(Prompt)
Pick out every line that holds the string "name" and copy it.

(Dataset records)

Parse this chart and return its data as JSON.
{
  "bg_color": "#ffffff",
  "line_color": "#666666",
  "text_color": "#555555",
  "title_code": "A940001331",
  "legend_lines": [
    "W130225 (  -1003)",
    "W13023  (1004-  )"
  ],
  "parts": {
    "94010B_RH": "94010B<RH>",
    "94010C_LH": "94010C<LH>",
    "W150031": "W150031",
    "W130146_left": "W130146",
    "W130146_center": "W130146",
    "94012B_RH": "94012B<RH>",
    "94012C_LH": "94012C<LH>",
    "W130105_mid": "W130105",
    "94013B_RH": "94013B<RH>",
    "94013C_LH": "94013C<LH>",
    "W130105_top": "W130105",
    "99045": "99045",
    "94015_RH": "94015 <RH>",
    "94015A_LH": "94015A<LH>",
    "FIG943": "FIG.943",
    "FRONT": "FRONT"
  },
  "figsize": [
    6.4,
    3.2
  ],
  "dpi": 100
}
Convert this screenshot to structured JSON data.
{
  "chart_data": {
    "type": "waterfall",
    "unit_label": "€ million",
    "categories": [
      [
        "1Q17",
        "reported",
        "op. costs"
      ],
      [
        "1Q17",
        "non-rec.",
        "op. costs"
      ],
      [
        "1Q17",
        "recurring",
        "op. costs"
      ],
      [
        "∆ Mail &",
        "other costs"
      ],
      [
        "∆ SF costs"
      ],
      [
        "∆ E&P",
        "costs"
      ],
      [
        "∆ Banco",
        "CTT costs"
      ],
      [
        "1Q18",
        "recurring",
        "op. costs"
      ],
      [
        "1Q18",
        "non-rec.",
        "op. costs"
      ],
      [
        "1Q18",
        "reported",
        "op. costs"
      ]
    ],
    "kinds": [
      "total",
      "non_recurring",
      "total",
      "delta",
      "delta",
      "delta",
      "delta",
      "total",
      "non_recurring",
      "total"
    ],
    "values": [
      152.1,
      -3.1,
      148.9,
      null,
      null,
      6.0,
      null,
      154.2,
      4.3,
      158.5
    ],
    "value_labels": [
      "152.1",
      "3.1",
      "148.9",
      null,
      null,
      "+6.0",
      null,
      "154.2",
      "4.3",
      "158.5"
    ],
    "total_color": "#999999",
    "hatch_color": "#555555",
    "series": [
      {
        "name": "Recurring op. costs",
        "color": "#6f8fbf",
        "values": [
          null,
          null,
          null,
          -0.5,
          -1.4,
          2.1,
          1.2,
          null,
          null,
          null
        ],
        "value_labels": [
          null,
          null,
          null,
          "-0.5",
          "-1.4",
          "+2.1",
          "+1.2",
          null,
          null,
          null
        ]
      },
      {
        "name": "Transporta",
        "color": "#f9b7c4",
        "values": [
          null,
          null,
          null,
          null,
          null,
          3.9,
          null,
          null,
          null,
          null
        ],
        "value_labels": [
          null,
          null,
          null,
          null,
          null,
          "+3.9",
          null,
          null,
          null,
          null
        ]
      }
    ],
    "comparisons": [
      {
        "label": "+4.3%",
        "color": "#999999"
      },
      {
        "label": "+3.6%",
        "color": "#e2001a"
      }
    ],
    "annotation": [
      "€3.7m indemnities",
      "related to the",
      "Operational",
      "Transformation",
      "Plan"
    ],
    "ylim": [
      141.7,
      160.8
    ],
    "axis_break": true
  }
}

(Result for this exercise)
        "name": "Recurring op. costs",
        "name": "Transporta",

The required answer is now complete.